◆ What you have to do
Each record must be retyped in full. No character may differ.

◆ Supplied information
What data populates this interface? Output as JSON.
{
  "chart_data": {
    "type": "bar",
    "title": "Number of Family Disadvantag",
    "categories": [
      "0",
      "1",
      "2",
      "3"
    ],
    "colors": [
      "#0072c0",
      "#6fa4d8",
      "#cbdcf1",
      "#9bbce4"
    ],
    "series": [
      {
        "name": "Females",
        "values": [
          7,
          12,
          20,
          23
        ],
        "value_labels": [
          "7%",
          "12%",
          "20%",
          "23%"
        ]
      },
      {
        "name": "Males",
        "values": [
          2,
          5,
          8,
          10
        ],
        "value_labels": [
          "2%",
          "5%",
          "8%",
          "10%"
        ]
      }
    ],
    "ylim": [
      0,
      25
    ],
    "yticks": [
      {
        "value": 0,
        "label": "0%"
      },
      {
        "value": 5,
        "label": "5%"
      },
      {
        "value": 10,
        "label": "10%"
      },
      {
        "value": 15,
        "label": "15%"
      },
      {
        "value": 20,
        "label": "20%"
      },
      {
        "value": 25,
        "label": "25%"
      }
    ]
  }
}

◆ Task result
What data populates this interface? Output as JSON.
{
  "chart_data": {
    "type": "bar",
    "title": "Number of Family Disadvantag",
    "categories": [
      "0",
      "1",
      "2",
      "3"
    ],
    "colors": [
      "#0072c0",
      "#6fa4d8",
      "#cbdcf1",
      "#9bbce4"
    ],
    "series": [
      {
        "name": "Females",
        "values": [
          7,
          12,
          20,
          23
        ],
        "value_labels": [
          "7%",
          "12%",
          "20%",
          "23%"
        ]
      },
      {
        "name": "Males",
        "values": [
          2,
          5,
          8,
          10
        ],
        "value_labels": [
          "2%",
          "5%",
          "8%",
          "10%"
        ]
      }
    ],
    "ylim": [
      0,
      25
    ],
    "yticks": [
      {
        "value": 0,
        "label": "0%"
      },
      {
        "value": 5,
        "label": "5%"
      },
      {
        "value": 10,
        "label": "10%"
      },
      {
        "value": 15,
        "label": "15%"
      },
      {
        "value": 20,
        "label": "20%"
      },
      {
        "value": 25,
        "label": "25%"
      }
    ]
  }
}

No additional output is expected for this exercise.